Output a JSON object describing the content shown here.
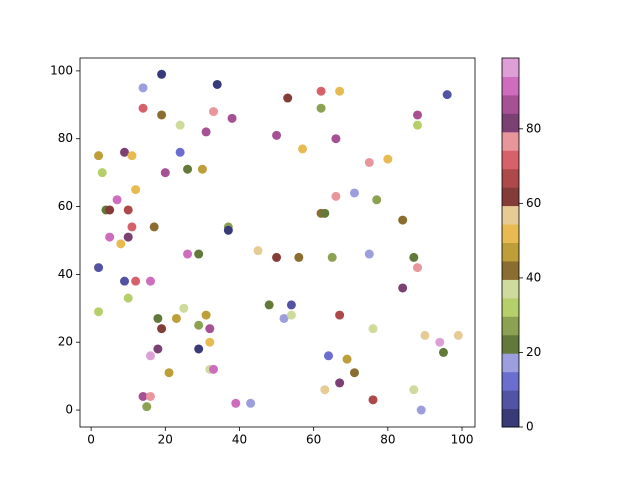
{
  "chart_data": {
    "type": "scatter",
    "x": [
      19,
      34,
      96,
      14,
      14,
      19,
      33,
      53,
      62,
      67,
      62,
      88,
      24,
      38,
      88,
      31,
      50,
      66,
      2,
      9,
      11,
      24,
      57,
      75,
      80,
      3,
      20,
      26,
      30,
      12,
      7,
      4,
      5,
      10,
      11,
      17,
      66,
      71,
      62,
      63,
      77,
      84,
      5,
      10,
      8,
      37,
      37,
      45,
      26,
      29,
      50,
      56,
      65,
      75,
      87,
      88,
      2,
      9,
      12,
      16,
      84,
      10,
      2,
      25,
      18,
      23,
      31,
      48,
      54,
      52,
      54,
      67,
      19,
      29,
      32,
      32,
      29,
      18,
      76,
      90,
      99,
      94,
      95,
      64,
      16,
      69,
      21,
      71,
      32,
      33,
      67,
      63,
      87,
      14,
      16,
      76,
      15,
      39,
      43,
      89
    ],
    "y": [
      99,
      96,
      93,
      95,
      89,
      87,
      88,
      92,
      94,
      94,
      89,
      87,
      84,
      86,
      84,
      82,
      81,
      80,
      75,
      76,
      75,
      76,
      77,
      73,
      74,
      70,
      70,
      71,
      71,
      65,
      62,
      59,
      59,
      59,
      54,
      54,
      63,
      64,
      58,
      58,
      62,
      56,
      51,
      51,
      49,
      54,
      53,
      47,
      46,
      46,
      45,
      45,
      45,
      46,
      45,
      42,
      42,
      38,
      38,
      38,
      36,
      33,
      29,
      30,
      27,
      27,
      28,
      31,
      31,
      27,
      28,
      28,
      24,
      25,
      24,
      20,
      18,
      18,
      24,
      22,
      22,
      20,
      17,
      16,
      16,
      15,
      11,
      11,
      12,
      12,
      8,
      6,
      6,
      4,
      4,
      3,
      1,
      2,
      2,
      0
    ],
    "c": [
      2,
      2,
      7,
      17,
      72,
      42,
      77,
      62,
      72,
      52,
      27,
      87,
      37,
      87,
      32,
      87,
      87,
      87,
      47,
      82,
      52,
      12,
      52,
      77,
      52,
      32,
      87,
      22,
      47,
      52,
      92,
      22,
      62,
      67,
      72,
      42,
      77,
      17,
      42,
      22,
      27,
      42,
      92,
      82,
      52,
      27,
      2,
      57,
      92,
      22,
      62,
      42,
      27,
      17,
      22,
      77,
      7,
      7,
      72,
      92,
      82,
      32,
      32,
      37,
      22,
      47,
      47,
      22,
      7,
      17,
      37,
      67,
      62,
      27,
      87,
      52,
      2,
      82,
      37,
      57,
      57,
      97,
      22,
      12,
      97,
      47,
      47,
      42,
      37,
      92,
      82,
      57,
      37,
      87,
      77,
      67,
      27,
      92,
      17,
      17
    ],
    "colormap": [
      "#393b79",
      "#5254a3",
      "#6b6ecf",
      "#9c9ede",
      "#637939",
      "#8ca252",
      "#b5cf6b",
      "#cedb9c",
      "#8c6d31",
      "#bd9e39",
      "#e7ba52",
      "#e7cb94",
      "#843c39",
      "#ad494a",
      "#d6616b",
      "#e7969c",
      "#7b4173",
      "#a55194",
      "#ce6dbd",
      "#de9ed6"
    ],
    "clim": [
      0,
      99
    ],
    "cticks": [
      0,
      20,
      40,
      60,
      80
    ],
    "xlim": [
      -3,
      103.5
    ],
    "xticks": [
      0,
      20,
      40,
      60,
      80,
      100
    ],
    "ylim": [
      -5,
      103.8
    ],
    "yticks": [
      0,
      20,
      40,
      60,
      80,
      100
    ]
  }
}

● **GOAL OF THE EXERCISE**: Every entry must be reproduced exactly, with the images left out.

● **TASK RESULT**:
Output a JSON object describing the content shown here.
{
  "chart_data": {
    "type": "scatter",
    "x": [
      19,
      34,
      96,
      14,
      14,
      19,
      33,
      53,
      62,
      67,
      62,
      88,
      24,
      38,
      88,
      31,
      50,
      66,
      2,
      9,
      11,
      24,
      57,
      75,
      80,
      3,
      20,
      26,
      30,
      12,
      7,
      4,
      5,
      10,
      11,
      17,
      66,
      71,
      62,
      63,
      77,
      84,
      5,
      10,
      8,
      37,
      37,
      45,
      26,
      29,
      50,
      56,
      65,
      75,
      87,
      88,
      2,
      9,
      12,
      16,
      84,
      10,
      2,
      25,
      18,
      23,
      31,
      48,
      54,
      52,
      54,
      67,
      19,
      29,
      32,
      32,
      29,
      18,
      76,
      90,
      99,
      94,
      95,
      64,
      16,
      69,
      21,
      71,
      32,
      33,
      67,
      63,
      87,
      14,
      16,
      76,
      15,
      39,
      43,
      89
    ],
    "y": [
      99,
      96,
      93,
      95,
      89,
      87,
      88,
      92,
      94,
      94,
      89,
      87,
      84,
      86,
      84,
      82,
      81,
      80,
      75,
      76,
      75,
      76,
      77,
      73,
      74,
      70,
      70,
      71,
      71,
      65,
      62,
      59,
      59,
      59,
      54,
      54,
      63,
      64,
      58,
      58,
      62,
      56,
      51,
      51,
      49,
      54,
      53,
      47,
      46,
      46,
      45,
      45,
      45,
      46,
      45,
      42,
      42,
      38,
      38,
      38,
      36,
      33,
      29,
      30,
      27,
      27,
      28,
      31,
      31,
      27,
      28,
      28,
      24,
      25,
      24,
      20,
      18,
      18,
      24,
      22,
      22,
      20,
      17,
      16,
      16,
      15,
      11,
      11,
      12,
      12,
      8,
      6,
      6,
      4,
      4,
      3,
      1,
      2,
      2,
      0
    ],
    "c": [
      2,
      2,
      7,
      17,
      72,
      42,
      77,
      62,
      72,
      52,
      27,
      87,
      37,
      87,
      32,
      87,
      87,
      87,
      47,
      82,
      52,
      12,
      52,
      77,
      52,
      32,
      87,
      22,
      47,
      52,
      92,
      22,
      62,
      67,
      72,
      42,
      77,
      17,
      42,
      22,
      27,
      42,
      92,
      82,
      52,
      27,
      2,
      57,
      92,
      22,
      62,
      42,
      27,
      17,
      22,
      77,
      7,
      7,
      72,
      92,
      82,
      32,
      32,
      37,
      22,
      47,
      47,
      22,
      7,
      17,
      37,
      67,
      62,
      27,
      87,
      52,
      2,
      82,
      37,
      57,
      57,
      97,
      22,
      12,
      97,
      47,
      47,
      42,
      37,
      92,
      82,
      57,
      37,
      87,
      77,
      67,
      27,
      92,
      17,
      17
    ],
    "colormap": [
      "#393b79",
      "#5254a3",
      "#6b6ecf",
      "#9c9ede",
      "#637939",
      "#8ca252",
      "#b5cf6b",
      "#cedb9c",
      "#8c6d31",
      "#bd9e39",
      "#e7ba52",
      "#e7cb94",
      "#843c39",
      "#ad494a",
      "#d6616b",
      "#e7969c",
      "#7b4173",
      "#a55194",
      "#ce6dbd",
      "#de9ed6"
    ],
    "clim": [
      0,
      99
    ],
    "cticks": [
      0,
      20,
      40,
      60,
      80
    ],
    "xlim": [
      -3,
      103.5
    ],
    "xticks": [
      0,
      20,
      40,
      60,
      80,
      100
    ],
    "ylim": [
      -5,
      103.8
    ],
    "yticks": [
      0,
      20,
      40,
      60,
      80,
      100
    ]
  }
}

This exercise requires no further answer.